Exercise objective: Find each line with the word "title" and state how many there are, nothing more.

Supplied data:
[start]

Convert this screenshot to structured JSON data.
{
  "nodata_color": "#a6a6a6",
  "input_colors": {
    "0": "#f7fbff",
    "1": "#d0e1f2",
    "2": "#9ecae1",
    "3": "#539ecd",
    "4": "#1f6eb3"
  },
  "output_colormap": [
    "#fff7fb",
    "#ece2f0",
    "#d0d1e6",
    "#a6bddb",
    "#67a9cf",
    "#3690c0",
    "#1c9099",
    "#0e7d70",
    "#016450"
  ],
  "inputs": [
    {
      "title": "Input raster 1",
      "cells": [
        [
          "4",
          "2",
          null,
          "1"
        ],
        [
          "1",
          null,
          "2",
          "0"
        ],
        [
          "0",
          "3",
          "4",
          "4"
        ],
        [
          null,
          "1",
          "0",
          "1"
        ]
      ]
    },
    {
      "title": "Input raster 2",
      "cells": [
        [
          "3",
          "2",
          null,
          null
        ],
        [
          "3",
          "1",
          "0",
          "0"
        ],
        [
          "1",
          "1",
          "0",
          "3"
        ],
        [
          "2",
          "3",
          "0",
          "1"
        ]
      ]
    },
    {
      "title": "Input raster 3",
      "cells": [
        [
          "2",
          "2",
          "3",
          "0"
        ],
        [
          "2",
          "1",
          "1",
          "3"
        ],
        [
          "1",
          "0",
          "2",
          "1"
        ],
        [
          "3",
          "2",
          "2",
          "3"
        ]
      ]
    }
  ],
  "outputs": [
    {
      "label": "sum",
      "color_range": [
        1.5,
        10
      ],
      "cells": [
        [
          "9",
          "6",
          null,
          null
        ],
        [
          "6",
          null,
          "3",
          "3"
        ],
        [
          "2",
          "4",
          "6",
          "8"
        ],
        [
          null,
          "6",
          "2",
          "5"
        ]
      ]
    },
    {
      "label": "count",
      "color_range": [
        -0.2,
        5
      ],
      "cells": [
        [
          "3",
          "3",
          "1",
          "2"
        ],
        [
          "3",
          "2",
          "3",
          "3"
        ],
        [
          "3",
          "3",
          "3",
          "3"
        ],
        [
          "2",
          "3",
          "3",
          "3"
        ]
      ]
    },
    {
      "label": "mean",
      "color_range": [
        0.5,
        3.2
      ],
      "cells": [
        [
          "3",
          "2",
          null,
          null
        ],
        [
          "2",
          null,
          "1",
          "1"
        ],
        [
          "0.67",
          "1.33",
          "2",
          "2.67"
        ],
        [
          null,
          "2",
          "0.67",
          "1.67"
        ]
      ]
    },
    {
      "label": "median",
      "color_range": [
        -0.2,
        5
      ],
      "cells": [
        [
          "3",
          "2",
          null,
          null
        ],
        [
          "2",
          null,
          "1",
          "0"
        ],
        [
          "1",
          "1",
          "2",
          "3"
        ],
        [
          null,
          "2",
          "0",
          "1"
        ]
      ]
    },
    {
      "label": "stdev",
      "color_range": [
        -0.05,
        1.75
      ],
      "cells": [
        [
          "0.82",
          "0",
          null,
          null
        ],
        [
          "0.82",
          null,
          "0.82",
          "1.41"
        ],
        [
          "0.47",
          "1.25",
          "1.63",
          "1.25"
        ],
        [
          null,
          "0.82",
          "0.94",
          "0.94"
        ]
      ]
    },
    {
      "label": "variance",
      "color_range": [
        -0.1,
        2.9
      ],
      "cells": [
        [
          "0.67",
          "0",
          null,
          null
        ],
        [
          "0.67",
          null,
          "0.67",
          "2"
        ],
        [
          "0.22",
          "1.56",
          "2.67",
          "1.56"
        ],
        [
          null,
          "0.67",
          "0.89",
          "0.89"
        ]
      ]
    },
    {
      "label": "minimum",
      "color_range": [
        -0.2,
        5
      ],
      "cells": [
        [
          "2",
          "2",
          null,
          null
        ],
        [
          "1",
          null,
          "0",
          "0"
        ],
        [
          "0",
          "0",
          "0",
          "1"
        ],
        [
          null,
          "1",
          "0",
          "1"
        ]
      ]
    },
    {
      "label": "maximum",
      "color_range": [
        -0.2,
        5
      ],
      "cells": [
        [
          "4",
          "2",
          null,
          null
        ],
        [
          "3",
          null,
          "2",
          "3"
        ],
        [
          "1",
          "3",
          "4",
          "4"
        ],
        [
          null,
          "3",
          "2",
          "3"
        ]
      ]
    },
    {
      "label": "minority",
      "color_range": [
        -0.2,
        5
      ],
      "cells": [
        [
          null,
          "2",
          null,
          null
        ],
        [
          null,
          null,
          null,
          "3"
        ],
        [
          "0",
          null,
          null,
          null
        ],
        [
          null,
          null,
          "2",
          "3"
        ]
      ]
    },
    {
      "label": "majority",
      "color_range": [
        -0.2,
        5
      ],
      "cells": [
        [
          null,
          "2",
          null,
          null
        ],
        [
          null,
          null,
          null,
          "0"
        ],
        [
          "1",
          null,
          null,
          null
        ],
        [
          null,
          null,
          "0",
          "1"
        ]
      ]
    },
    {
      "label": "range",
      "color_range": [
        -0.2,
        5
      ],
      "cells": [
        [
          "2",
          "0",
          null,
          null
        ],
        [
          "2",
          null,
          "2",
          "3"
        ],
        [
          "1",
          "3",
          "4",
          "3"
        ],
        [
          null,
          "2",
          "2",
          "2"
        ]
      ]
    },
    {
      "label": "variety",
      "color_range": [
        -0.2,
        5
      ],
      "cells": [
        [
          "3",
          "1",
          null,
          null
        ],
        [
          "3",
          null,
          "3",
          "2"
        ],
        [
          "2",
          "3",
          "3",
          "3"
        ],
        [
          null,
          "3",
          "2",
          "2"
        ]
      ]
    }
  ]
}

[end]

Written response: 3